> [Given instruction] Make an exact copy of the entries below.

> [Provided records]

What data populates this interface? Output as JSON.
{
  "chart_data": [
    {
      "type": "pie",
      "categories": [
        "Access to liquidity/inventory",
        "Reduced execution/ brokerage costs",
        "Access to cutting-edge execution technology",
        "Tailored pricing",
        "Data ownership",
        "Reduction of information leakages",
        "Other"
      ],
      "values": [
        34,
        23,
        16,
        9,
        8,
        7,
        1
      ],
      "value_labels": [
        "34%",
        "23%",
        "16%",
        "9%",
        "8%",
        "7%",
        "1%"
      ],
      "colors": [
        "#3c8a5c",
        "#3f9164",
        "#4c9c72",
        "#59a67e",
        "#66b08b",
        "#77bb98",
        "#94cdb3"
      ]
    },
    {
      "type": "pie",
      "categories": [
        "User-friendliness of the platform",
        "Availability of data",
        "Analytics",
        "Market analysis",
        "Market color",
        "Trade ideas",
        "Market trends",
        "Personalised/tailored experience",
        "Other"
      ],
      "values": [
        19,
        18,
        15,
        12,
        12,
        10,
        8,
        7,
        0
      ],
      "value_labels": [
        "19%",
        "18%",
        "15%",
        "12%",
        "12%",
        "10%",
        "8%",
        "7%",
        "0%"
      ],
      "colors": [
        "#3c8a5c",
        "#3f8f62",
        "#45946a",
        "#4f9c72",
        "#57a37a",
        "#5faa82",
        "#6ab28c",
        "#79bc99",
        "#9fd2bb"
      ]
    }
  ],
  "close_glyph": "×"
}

> [Final answer]
What data populates this interface? Output as JSON.
{
  "chart_data": [
    {
      "type": "pie",
      "categories": [
        "Access to liquidity/inventory",
        "Reduced execution/ brokerage costs",
        "Access to cutting-edge execution technology",
        "Tailored pricing",
        "Data ownership",
        "Reduction of information leakages",
        "Other"
      ],
      "values": [
        34,
        23,
        16,
        9,
        8,
        7,
        1
      ],
      "value_labels": [
        "34%",
        "23%",
        "16%",
        "9%",
        "8%",
        "7%",
        "1%"
      ],
      "colors": [
        "#3c8a5c",
        "#3f9164",
        "#4c9c72",
        "#59a67e",
        "#66b08b",
        "#77bb98",
        "#94cdb3"
      ]
    },
    {
      "type": "pie",
      "categories": [
        "User-friendliness of the platform",
        "Availability of data",
        "Analytics",
        "Market analysis",
        "Market color",
        "Trade ideas",
        "Market trends",
        "Personalised/tailored experience",
        "Other"
      ],
      "values": [
        19,
        18,
        15,
        12,
        12,
        10,
        8,
        7,
        0
      ],
      "value_labels": [
        "19%",
        "18%",
        "15%",
        "12%",
        "12%",
        "10%",
        "8%",
        "7%",
        "0%"
      ],
      "colors": [
        "#3c8a5c",
        "#3f8f62",
        "#45946a",
        "#4f9c72",
        "#57a37a",
        "#5faa82",
        "#6ab28c",
        "#79bc99",
        "#9fd2bb"
      ]
    }
  ],
  "close_glyph": "×"
}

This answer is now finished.